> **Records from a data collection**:
——————

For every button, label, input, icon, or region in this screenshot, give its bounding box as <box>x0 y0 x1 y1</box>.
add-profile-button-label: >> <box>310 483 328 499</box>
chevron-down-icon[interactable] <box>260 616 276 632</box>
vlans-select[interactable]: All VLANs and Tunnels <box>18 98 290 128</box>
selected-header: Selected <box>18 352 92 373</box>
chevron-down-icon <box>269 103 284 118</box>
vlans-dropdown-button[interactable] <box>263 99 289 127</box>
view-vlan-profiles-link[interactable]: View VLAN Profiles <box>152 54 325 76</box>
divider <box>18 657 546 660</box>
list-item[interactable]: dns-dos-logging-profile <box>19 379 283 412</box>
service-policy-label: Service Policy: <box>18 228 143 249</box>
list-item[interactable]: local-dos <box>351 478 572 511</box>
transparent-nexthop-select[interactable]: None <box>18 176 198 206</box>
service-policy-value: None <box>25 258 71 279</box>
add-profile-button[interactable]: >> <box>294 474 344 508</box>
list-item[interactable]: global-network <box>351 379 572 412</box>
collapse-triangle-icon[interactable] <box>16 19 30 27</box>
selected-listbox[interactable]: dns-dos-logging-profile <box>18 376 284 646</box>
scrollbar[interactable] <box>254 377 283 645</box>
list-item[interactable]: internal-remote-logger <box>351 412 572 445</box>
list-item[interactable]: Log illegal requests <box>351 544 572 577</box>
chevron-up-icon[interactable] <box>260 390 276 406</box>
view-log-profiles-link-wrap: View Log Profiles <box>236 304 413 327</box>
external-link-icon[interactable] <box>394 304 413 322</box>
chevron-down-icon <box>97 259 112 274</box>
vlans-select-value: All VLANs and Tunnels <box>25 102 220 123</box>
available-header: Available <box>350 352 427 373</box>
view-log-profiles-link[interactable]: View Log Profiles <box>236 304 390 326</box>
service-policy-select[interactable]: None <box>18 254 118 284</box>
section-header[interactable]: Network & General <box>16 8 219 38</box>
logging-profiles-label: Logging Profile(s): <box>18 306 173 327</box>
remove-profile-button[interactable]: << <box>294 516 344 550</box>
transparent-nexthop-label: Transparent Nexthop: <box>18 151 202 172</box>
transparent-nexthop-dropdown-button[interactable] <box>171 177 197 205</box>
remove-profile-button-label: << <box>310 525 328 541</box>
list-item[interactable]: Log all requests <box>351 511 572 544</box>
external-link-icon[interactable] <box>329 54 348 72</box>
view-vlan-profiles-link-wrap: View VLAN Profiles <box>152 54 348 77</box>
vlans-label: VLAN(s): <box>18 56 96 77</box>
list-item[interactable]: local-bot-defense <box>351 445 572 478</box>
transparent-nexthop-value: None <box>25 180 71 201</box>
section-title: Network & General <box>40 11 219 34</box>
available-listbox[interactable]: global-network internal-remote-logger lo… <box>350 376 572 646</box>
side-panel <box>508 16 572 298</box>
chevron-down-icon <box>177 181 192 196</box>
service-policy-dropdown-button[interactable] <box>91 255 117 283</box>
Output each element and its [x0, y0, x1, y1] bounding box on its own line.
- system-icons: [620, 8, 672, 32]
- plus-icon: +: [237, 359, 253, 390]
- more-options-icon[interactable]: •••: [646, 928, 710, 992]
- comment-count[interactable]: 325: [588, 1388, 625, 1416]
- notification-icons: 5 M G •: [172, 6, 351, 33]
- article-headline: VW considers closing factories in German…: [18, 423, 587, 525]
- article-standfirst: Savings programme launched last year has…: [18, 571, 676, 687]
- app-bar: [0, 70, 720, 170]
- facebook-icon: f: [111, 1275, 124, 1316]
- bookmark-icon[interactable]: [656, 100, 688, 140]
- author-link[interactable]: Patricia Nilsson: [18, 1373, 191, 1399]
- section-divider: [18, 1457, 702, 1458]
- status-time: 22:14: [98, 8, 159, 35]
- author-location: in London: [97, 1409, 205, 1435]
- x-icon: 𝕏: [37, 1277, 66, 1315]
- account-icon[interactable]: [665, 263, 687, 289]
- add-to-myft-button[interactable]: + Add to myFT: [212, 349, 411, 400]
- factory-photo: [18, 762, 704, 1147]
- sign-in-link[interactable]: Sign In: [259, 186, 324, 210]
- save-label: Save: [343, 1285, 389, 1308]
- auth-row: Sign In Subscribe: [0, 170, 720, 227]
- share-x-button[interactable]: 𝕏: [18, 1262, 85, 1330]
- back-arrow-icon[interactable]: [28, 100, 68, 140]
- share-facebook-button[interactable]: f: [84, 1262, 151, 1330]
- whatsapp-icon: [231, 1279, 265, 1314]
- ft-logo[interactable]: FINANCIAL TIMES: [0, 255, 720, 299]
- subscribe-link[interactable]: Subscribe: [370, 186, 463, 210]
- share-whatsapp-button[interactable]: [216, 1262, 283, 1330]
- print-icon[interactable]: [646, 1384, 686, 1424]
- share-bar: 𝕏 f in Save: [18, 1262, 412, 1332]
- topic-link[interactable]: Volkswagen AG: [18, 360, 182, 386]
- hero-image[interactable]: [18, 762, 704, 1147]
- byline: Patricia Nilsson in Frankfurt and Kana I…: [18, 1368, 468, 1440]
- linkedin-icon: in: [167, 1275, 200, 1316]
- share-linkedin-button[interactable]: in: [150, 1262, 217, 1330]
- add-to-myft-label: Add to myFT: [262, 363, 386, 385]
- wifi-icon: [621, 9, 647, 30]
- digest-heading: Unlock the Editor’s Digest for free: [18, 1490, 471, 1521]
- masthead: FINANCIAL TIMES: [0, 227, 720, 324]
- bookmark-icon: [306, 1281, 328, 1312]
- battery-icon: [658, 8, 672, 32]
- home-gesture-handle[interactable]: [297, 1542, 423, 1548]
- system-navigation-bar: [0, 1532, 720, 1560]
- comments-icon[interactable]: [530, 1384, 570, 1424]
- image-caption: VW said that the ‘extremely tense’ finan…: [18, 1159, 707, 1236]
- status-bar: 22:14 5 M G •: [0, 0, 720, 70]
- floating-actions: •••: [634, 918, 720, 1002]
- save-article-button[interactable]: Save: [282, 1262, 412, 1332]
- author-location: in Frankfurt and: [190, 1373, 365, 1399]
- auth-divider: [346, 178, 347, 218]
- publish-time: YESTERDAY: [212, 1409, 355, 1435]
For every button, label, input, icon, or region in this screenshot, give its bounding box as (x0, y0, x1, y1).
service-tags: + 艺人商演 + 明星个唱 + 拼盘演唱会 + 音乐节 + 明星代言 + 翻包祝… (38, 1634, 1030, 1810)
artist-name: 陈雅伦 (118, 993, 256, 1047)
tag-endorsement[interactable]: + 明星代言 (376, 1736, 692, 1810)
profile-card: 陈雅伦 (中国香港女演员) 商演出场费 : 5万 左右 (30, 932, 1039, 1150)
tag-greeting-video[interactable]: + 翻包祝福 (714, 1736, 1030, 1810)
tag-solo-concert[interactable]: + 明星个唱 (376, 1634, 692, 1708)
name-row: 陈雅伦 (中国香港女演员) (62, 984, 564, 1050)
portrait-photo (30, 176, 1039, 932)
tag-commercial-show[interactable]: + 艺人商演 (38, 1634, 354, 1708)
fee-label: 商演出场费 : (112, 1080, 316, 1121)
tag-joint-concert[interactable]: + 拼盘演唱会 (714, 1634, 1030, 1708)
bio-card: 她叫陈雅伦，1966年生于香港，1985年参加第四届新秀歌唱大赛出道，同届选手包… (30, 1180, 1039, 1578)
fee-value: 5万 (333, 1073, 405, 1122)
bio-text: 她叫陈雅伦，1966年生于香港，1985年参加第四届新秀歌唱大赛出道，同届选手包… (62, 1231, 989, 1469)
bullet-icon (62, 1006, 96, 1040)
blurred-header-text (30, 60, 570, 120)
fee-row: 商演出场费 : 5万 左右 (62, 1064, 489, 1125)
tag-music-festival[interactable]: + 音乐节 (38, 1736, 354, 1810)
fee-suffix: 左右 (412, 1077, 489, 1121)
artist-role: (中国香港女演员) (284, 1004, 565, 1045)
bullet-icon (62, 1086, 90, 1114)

——————

> **Task directions**:
Reproduce word for word the lines from the start of the records through the line containing "chevron-down-icon[interactable] <box>260 616", including both ends.

> **Answer**:
For every button, label, input, icon, or region in this screenshot, give its bounding box as <box>x0 y0 x1 y1</box>.
add-profile-button-label: >> <box>310 483 328 499</box>
chevron-down-icon[interactable] <box>260 616 276 632</box>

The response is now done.